Trecho do texto.
········

Na verdade, é vergonha maior para quem faz, pois fica parecendo um ridículo e idiota berrando comentários inapropriados para fora da janela do seu carro.
Alguns pior ainda, com filhos junto. Desrespeitar mulher (tanto a que está na rua quanto a que eles tem dentro de casa) já é desprezível mas desrespeitar a presença de filhos e, pior, dar tamanho mau exemplo é o fundo do poço.

Algumas situações como arremesso de latas, lixo, tapetadas nas costas, tirar "finas", são comuns para quem corre por aí e, mais ainda, pedala nas estradas. É falta de educação? Sim. E mais ainda, é violência gratuita contra quem está praticando uma atividade física sem incomodar ninguém.

Entretanto, está se tornando mais comum do que poderia se imaginar a violência com a conotação sexual, isto é, as famosas "passadas de mão" e "tapas" em corredoras e ciclistas.
Enquanto estamos correndo, podemos (e devemos) fazer nosso treino "contra-fluxo", a fim de termos mais segurança. Porém nos treinos de bike, obrigatoriamente temos que seguir o fluxo e então ficamos a mercê de quem vem atrás. Alguns, inclusive, invadem o acostamento para agredirem.

········

Dados.
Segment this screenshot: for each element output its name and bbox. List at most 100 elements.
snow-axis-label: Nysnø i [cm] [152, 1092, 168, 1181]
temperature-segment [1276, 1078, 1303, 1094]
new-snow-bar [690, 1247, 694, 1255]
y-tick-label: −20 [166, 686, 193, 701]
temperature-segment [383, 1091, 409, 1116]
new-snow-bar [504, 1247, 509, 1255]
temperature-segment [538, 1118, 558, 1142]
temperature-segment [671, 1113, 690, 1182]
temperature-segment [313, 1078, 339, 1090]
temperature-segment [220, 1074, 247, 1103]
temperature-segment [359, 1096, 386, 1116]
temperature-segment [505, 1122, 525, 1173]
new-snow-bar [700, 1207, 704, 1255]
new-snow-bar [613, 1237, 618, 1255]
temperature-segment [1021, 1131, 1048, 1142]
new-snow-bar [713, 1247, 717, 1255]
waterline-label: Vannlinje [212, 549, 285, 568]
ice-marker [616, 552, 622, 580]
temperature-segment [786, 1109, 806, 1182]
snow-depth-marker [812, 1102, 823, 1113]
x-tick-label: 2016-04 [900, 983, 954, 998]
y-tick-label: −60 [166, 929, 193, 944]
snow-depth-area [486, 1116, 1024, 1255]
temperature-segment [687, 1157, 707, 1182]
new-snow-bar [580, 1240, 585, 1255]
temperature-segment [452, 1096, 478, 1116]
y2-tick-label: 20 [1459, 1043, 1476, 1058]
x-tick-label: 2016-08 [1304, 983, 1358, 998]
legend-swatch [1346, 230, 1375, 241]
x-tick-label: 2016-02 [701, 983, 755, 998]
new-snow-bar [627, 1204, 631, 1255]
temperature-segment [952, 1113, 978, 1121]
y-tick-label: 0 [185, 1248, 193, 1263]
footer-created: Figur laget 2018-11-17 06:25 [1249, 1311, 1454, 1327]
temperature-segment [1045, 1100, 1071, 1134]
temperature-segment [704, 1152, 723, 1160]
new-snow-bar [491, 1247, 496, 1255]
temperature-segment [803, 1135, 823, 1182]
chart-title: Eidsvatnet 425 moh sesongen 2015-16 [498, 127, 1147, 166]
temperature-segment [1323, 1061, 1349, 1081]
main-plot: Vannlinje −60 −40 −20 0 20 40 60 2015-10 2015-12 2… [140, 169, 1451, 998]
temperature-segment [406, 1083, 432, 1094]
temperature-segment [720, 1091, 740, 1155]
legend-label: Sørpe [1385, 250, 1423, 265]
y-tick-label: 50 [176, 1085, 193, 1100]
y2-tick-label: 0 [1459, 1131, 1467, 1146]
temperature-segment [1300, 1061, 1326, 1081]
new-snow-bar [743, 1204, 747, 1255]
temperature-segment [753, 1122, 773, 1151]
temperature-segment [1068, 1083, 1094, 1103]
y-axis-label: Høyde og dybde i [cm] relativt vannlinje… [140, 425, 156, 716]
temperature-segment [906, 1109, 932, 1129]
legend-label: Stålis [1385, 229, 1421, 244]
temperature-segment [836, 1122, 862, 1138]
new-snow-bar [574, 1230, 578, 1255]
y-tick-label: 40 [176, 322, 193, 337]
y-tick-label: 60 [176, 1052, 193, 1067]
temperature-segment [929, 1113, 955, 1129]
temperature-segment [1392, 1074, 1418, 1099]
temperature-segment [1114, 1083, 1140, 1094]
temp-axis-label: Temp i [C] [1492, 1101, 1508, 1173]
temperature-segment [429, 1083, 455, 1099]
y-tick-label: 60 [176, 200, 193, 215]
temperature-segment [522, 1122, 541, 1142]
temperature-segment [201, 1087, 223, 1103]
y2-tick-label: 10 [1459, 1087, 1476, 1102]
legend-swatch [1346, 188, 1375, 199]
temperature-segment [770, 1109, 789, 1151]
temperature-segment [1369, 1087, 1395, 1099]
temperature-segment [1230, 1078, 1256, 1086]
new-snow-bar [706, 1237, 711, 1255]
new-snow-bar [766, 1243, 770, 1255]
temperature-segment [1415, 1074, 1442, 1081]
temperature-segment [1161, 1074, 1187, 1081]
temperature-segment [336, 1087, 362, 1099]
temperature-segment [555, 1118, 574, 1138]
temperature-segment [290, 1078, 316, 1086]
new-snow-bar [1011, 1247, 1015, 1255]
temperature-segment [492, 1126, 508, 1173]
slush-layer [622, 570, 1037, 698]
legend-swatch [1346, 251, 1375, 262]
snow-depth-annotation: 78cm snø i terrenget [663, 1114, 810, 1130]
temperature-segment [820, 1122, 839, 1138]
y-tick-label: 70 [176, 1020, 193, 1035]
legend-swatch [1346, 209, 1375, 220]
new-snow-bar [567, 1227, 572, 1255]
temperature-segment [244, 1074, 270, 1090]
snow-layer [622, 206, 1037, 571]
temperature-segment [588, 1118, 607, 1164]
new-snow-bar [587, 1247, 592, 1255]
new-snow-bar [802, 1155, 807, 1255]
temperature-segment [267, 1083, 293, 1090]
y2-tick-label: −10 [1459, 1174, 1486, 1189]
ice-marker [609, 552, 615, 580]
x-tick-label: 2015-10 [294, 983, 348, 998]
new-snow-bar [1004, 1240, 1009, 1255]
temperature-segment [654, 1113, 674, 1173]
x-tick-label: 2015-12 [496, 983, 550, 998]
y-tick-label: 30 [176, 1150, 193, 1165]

········

Aplique a leitura.
(A) Liste todas as situações que o texto sobre agressões a corredoras e ciclistas aponta como comuns para quem corre e pedala nas estradas.
(B) Retome o texto sobre agressões a corredoras e ciclistas logo após a última frase, seguindo o mesmo assunto.
Os dados não são necessários para estas atividades.

Respostas.
(A)
- arremesso de latas
- lixo
- tapetadas nas costas
- tirar "finas"

(B)
Há muitos anos, quando comecei a treinar corrida pelas ruas da cidade tive o desprazer de vivenciar uma agressão dessas, quando um cara de bicicleta, que vinha pela calçada, me deu um tapão na bunda. Foi o que bastou para desde então ficar super hiper alerta e correr SEMPRE no contra-fluxo, inclusive quando estou nas calçadas.

Então alguém pode dizer: "ah corre na calçada ou parque e pedala na ciclovia". Pois bem, gente sem bom-senso tem em todo lugar. Há algum tempo li no grupo de corredores de Curitiba o desabafo de uma corredora (infelizmente perdi a publicação e não lembro o nome dela) que foi assediada enquanto corria na ciclovia/pista da Arthur Bernardes – lugar comum e conhecido para correr em Curitiba – por um cidadão que estava de bicicleta. Ela ouviu palavras BEM OBSCENAS do "tarado da ciclovia" e depois da sua divulgação outras mulheres afirmaram tê-lo visto e com o mesmo comportamento.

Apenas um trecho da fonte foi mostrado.